(Entries with figure data)
================================

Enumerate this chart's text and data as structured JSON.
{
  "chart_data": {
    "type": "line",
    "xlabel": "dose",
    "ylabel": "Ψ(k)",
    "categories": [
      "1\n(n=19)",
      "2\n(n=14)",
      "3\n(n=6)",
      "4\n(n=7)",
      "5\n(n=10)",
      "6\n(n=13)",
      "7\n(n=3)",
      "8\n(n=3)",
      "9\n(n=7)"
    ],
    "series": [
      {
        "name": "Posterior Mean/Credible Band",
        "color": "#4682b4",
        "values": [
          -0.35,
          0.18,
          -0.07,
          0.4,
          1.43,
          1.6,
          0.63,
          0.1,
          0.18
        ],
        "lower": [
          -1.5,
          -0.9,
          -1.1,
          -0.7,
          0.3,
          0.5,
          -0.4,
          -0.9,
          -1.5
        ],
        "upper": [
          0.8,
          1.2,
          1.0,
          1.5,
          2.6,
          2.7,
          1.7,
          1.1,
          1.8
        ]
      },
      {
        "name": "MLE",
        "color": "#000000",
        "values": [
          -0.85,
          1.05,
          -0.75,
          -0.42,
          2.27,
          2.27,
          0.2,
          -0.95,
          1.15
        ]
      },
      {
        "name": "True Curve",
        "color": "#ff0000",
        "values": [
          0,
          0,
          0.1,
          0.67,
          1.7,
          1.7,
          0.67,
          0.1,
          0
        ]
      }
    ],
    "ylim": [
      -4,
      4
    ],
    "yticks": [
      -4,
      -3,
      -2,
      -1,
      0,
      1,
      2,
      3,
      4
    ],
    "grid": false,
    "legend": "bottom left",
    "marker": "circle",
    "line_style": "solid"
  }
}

================================

** Task to complete **
Return all the data above once more, precisely as given.

** Answer to the task **
Enumerate this chart's text and data as structured JSON.
{
  "chart_data": {
    "type": "line",
    "xlabel": "dose",
    "ylabel": "Ψ(k)",
    "categories": [
      "1\n(n=19)",
      "2\n(n=14)",
      "3\n(n=6)",
      "4\n(n=7)",
      "5\n(n=10)",
      "6\n(n=13)",
      "7\n(n=3)",
      "8\n(n=3)",
      "9\n(n=7)"
    ],
    "series": [
      {
        "name": "Posterior Mean/Credible Band",
        "color": "#4682b4",
        "values": [
          -0.35,
          0.18,
          -0.07,
          0.4,
          1.43,
          1.6,
          0.63,
          0.1,
          0.18
        ],
        "lower": [
          -1.5,
          -0.9,
          -1.1,
          -0.7,
          0.3,
          0.5,
          -0.4,
          -0.9,
          -1.5
        ],
        "upper": [
          0.8,
          1.2,
          1.0,
          1.5,
          2.6,
          2.7,
          1.7,
          1.1,
          1.8
        ]
      },
      {
        "name": "MLE",
        "color": "#000000",
        "values": [
          -0.85,
          1.05,
          -0.75,
          -0.42,
          2.27,
          2.27,
          0.2,
          -0.95,
          1.15
        ]
      },
      {
        "name": "True Curve",
        "color": "#ff0000",
        "values": [
          0,
          0,
          0.1,
          0.67,
          1.7,
          1.7,
          0.67,
          0.1,
          0
        ]
      }
    ],
    "ylim": [
      -4,
      4
    ],
    "yticks": [
      -4,
      -3,
      -2,
      -1,
      0,
      1,
      2,
      3,
      4
    ],
    "grid": false,
    "legend": "bottom left",
    "marker": "circle",
    "line_style": "solid"
  }
}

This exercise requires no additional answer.